>> BEGIN Information given

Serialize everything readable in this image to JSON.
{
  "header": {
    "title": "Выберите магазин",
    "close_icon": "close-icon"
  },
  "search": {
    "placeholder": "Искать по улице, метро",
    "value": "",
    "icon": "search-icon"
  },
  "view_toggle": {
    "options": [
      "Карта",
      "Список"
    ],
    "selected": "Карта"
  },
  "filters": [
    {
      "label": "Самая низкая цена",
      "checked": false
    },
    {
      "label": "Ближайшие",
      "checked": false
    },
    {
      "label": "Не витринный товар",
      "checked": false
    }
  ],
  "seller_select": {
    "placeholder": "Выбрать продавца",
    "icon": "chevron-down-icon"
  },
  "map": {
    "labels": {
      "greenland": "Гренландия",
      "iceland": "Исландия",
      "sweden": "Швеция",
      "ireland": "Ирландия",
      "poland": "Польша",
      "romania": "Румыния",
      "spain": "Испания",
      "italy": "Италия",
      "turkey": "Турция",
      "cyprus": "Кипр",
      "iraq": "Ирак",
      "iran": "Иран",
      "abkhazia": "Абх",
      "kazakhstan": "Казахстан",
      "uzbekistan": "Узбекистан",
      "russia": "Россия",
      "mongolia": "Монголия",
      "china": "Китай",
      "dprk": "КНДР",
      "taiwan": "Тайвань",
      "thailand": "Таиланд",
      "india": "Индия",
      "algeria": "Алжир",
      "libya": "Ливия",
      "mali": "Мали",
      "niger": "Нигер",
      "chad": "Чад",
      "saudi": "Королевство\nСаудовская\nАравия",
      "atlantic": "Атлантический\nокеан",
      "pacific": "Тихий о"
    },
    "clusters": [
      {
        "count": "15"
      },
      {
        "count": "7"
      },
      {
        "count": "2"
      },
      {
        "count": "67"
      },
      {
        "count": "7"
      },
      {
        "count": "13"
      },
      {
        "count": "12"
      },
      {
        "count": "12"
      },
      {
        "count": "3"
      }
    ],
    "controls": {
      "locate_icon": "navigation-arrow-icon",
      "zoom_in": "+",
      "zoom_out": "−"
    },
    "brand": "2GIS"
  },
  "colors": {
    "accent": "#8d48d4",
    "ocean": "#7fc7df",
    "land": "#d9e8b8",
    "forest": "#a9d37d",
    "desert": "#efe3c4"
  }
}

>> END Information given

**Problem requirements**.
All of the records must be repeated exactly.

**Full solution**.
Serialize everything readable in this image to JSON.
{
  "header": {
    "title": "Выберите магазин",
    "close_icon": "close-icon"
  },
  "search": {
    "placeholder": "Искать по улице, метро",
    "value": "",
    "icon": "search-icon"
  },
  "view_toggle": {
    "options": [
      "Карта",
      "Список"
    ],
    "selected": "Карта"
  },
  "filters": [
    {
      "label": "Самая низкая цена",
      "checked": false
    },
    {
      "label": "Ближайшие",
      "checked": false
    },
    {
      "label": "Не витринный товар",
      "checked": false
    }
  ],
  "seller_select": {
    "placeholder": "Выбрать продавца",
    "icon": "chevron-down-icon"
  },
  "map": {
    "labels": {
      "greenland": "Гренландия",
      "iceland": "Исландия",
      "sweden": "Швеция",
      "ireland": "Ирландия",
      "poland": "Польша",
      "romania": "Румыния",
      "spain": "Испания",
      "italy": "Италия",
      "turkey": "Турция",
      "cyprus": "Кипр",
      "iraq": "Ирак",
      "iran": "Иран",
      "abkhazia": "Абх",
      "kazakhstan": "Казахстан",
      "uzbekistan": "Узбекистан",
      "russia": "Россия",
      "mongolia": "Монголия",
      "china": "Китай",
      "dprk": "КНДР",
      "taiwan": "Тайвань",
      "thailand": "Таиланд",
      "india": "Индия",
      "algeria": "Алжир",
      "libya": "Ливия",
      "mali": "Мали",
      "niger": "Нигер",
      "chad": "Чад",
      "saudi": "Королевство\nСаудовская\nАравия",
      "atlantic": "Атлантический\nокеан",
      "pacific": "Тихий о"
    },
    "clusters": [
      {
        "count": "15"
      },
      {
        "count": "7"
      },
      {
        "count": "2"
      },
      {
        "count": "67"
      },
      {
        "count": "7"
      },
      {
        "count": "13"
      },
      {
        "count": "12"
      },
      {
        "count": "12"
      },
      {
        "count": "3"
      }
    ],
    "controls": {
      "locate_icon": "navigation-arrow-icon",
      "zoom_in": "+",
      "zoom_out": "−"
    },
    "brand": "2GIS"
  },
  "colors": {
    "accent": "#8d48d4",
    "ocean": "#7fc7df",
    "land": "#d9e8b8",
    "forest": "#a9d37d",
    "desert": "#efe3c4"
  }
}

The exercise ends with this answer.